#### The task
Which lines hold the word "structure"? Show each of them.

········

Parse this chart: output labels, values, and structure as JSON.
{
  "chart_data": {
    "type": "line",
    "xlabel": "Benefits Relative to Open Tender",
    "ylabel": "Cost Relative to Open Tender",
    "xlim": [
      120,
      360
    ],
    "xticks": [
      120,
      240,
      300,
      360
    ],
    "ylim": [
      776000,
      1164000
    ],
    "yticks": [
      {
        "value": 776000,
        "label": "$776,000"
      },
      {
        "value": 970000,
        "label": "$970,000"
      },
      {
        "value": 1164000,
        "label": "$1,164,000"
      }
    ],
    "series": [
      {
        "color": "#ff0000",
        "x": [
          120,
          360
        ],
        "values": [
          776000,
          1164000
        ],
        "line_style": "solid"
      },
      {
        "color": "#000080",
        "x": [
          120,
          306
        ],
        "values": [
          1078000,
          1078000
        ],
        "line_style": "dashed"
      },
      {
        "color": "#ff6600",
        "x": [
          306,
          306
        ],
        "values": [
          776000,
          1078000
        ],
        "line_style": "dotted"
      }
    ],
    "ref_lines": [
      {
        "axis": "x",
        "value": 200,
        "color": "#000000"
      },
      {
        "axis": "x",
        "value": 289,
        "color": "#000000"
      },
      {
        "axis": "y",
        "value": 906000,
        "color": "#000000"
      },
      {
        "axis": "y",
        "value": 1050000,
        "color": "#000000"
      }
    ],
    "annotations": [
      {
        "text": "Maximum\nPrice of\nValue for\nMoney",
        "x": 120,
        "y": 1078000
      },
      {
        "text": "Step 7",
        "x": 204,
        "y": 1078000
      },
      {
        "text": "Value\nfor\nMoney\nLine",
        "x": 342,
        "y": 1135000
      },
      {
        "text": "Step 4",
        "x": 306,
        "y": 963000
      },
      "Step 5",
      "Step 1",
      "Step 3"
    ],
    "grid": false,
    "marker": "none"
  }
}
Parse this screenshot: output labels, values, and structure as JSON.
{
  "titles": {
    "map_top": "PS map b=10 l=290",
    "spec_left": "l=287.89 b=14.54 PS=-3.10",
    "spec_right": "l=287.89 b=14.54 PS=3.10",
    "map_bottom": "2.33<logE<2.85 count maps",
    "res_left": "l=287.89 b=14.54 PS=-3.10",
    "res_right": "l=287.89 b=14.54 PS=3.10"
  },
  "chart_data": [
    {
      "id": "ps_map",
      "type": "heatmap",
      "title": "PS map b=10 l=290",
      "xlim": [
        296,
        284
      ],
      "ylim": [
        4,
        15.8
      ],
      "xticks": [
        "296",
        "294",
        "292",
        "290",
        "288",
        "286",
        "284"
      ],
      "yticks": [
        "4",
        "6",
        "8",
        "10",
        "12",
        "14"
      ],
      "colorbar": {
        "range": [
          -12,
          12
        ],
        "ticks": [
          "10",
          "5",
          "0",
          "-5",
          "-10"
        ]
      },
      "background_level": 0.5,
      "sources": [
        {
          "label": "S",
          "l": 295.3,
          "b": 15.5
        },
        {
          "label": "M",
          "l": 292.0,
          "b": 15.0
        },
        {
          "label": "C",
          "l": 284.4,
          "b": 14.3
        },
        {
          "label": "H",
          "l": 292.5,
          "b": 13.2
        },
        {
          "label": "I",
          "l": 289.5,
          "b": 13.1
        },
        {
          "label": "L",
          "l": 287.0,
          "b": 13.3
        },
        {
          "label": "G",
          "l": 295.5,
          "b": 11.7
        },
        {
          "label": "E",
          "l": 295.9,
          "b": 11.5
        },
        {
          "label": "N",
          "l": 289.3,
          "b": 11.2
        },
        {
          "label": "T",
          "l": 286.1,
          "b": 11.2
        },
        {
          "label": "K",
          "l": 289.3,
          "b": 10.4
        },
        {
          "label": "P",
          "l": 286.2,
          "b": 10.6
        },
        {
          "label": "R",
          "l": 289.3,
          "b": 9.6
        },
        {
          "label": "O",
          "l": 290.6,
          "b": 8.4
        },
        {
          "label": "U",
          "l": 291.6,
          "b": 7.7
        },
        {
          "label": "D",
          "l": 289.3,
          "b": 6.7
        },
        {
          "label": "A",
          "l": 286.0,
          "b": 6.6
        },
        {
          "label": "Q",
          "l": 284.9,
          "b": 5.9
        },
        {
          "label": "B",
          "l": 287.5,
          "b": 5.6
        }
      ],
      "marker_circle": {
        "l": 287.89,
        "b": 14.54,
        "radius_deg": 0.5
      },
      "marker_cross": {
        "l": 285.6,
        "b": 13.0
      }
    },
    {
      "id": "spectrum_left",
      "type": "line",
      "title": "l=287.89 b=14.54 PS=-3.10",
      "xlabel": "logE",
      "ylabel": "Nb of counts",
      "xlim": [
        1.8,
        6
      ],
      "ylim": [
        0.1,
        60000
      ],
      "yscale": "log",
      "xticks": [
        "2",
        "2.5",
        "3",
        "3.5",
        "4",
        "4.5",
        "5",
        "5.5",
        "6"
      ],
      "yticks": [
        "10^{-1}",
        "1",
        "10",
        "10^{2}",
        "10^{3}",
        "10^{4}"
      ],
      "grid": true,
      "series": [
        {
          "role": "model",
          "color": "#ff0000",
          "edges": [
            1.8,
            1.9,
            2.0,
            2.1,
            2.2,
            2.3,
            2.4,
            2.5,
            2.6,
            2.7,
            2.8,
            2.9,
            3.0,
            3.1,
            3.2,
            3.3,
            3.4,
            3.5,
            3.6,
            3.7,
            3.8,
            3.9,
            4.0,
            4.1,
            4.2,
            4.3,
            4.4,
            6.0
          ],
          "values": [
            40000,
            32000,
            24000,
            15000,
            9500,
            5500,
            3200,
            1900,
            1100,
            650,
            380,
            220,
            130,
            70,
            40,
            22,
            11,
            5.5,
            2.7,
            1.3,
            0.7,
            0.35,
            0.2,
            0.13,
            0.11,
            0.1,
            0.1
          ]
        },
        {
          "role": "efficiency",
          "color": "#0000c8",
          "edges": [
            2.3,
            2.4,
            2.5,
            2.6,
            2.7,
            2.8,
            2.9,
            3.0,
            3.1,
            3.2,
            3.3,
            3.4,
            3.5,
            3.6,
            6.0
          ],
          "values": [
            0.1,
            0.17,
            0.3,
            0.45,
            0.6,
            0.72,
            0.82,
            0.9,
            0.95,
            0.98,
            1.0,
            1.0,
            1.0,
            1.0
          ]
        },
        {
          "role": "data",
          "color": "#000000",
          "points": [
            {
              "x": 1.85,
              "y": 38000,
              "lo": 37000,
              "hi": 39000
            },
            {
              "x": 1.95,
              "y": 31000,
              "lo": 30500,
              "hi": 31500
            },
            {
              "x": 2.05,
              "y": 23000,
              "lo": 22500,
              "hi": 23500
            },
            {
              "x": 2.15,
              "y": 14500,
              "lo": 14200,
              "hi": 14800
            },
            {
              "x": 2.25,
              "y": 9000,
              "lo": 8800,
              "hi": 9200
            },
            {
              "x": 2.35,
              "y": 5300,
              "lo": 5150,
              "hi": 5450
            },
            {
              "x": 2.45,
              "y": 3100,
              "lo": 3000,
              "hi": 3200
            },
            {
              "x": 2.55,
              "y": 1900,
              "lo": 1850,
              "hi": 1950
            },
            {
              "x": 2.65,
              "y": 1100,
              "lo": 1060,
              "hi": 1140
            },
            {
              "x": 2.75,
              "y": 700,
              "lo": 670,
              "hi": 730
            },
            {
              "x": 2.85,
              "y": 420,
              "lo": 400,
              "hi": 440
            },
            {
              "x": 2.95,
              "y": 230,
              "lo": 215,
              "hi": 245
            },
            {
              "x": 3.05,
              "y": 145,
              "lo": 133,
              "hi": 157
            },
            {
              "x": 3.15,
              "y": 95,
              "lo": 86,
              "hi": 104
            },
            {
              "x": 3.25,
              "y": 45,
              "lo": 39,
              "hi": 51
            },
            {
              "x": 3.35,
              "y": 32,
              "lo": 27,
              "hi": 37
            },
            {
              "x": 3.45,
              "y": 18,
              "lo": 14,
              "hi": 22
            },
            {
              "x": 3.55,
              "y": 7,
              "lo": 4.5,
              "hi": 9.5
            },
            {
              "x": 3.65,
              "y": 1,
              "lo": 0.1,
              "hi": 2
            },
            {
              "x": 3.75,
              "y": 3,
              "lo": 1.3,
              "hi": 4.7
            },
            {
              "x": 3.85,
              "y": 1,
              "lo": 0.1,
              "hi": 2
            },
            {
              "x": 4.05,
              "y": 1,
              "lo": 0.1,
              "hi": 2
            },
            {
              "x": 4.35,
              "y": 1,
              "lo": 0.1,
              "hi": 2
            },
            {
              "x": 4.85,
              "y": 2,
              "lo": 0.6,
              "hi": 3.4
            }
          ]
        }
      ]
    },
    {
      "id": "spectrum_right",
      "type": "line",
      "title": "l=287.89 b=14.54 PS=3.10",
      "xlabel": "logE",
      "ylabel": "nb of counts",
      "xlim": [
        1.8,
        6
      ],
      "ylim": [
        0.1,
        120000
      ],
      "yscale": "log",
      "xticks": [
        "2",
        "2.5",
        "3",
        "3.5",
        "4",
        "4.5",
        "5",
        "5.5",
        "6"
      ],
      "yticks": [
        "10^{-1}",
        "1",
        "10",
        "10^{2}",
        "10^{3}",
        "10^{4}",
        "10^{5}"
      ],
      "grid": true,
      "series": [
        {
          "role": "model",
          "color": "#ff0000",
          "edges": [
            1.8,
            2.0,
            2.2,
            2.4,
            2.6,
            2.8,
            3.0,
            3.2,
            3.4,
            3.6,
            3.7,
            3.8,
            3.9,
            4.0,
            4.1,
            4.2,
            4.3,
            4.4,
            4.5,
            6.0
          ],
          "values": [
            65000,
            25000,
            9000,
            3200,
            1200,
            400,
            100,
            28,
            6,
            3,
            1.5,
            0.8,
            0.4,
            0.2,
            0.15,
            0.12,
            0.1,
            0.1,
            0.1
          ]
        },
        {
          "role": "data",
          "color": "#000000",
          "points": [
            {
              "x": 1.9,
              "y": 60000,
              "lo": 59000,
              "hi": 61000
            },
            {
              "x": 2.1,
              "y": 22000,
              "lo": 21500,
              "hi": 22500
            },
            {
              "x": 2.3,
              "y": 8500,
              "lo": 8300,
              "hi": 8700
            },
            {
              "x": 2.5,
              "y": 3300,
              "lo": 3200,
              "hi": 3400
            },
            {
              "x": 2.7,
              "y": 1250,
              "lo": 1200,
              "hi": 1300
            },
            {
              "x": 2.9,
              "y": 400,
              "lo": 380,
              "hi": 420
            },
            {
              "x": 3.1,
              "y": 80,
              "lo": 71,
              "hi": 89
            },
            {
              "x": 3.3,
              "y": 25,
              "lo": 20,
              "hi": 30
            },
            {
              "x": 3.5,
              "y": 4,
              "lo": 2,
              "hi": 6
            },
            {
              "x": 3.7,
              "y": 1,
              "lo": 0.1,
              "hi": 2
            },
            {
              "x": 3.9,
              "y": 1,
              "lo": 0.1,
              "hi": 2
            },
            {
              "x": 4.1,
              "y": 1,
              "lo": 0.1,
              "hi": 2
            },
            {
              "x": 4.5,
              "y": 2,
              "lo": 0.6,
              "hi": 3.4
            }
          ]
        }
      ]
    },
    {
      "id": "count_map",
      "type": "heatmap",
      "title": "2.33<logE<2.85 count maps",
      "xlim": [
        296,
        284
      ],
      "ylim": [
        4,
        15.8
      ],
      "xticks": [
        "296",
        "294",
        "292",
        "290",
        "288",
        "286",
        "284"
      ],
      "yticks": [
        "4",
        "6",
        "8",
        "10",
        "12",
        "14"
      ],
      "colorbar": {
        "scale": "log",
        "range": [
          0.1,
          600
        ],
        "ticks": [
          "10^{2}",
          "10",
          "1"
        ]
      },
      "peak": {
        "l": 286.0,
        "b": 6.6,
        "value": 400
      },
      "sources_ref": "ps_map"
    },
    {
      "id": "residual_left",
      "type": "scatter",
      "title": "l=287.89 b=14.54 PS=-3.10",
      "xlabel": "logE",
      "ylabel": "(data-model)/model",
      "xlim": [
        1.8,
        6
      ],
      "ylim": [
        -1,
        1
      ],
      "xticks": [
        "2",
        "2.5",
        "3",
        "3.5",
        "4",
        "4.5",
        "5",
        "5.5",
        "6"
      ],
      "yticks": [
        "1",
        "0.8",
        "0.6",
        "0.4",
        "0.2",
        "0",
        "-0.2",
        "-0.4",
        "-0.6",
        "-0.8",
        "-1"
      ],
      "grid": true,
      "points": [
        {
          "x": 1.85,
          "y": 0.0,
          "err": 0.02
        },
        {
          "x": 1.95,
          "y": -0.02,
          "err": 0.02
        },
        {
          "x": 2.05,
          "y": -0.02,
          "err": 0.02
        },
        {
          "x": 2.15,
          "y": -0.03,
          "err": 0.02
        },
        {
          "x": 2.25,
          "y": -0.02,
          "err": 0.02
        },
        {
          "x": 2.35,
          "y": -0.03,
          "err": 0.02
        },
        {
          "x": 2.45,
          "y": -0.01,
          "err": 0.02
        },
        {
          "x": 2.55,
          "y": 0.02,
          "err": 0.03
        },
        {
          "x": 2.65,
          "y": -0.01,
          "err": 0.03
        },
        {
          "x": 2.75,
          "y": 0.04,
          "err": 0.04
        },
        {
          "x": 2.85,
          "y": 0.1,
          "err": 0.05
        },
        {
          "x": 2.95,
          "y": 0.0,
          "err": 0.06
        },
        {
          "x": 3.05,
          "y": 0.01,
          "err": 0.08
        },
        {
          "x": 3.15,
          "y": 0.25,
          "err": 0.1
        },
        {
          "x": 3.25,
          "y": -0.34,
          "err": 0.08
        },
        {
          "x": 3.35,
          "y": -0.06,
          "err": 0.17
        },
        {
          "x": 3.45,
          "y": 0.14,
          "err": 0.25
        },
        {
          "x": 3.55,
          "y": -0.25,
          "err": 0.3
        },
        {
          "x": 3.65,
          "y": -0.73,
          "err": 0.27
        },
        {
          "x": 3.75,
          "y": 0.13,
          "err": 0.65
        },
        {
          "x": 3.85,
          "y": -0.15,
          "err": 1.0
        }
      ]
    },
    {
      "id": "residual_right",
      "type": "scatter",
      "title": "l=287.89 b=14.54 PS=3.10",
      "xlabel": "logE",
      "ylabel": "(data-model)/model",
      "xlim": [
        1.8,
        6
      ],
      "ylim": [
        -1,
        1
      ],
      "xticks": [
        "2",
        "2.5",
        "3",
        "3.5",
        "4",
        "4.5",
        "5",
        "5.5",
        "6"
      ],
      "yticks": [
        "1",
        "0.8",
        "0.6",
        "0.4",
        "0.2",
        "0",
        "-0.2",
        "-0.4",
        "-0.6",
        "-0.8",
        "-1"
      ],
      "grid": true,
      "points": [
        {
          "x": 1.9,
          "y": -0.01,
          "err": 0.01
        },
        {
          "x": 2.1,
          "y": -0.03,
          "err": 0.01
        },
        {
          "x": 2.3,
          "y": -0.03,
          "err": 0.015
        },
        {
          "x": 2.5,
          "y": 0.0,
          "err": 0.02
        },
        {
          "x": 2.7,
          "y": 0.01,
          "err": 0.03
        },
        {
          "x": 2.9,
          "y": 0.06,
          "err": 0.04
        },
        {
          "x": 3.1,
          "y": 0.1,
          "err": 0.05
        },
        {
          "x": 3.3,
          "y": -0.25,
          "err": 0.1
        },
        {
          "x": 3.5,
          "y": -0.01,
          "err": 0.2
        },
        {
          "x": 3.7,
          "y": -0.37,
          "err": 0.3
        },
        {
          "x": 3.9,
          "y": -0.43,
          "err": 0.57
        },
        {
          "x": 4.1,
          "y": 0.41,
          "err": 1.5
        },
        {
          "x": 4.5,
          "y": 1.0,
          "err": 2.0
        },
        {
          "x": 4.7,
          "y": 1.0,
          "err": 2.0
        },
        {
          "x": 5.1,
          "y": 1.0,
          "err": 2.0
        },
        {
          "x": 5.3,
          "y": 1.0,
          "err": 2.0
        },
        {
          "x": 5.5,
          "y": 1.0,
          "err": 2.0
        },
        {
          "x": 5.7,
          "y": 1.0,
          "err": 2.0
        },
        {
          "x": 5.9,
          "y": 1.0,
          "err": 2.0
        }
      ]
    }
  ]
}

········

#### Solution to this task
Parse this chart: output labels, values, and structure as JSON.
Parse this screenshot: output labels, values, and structure as JSON.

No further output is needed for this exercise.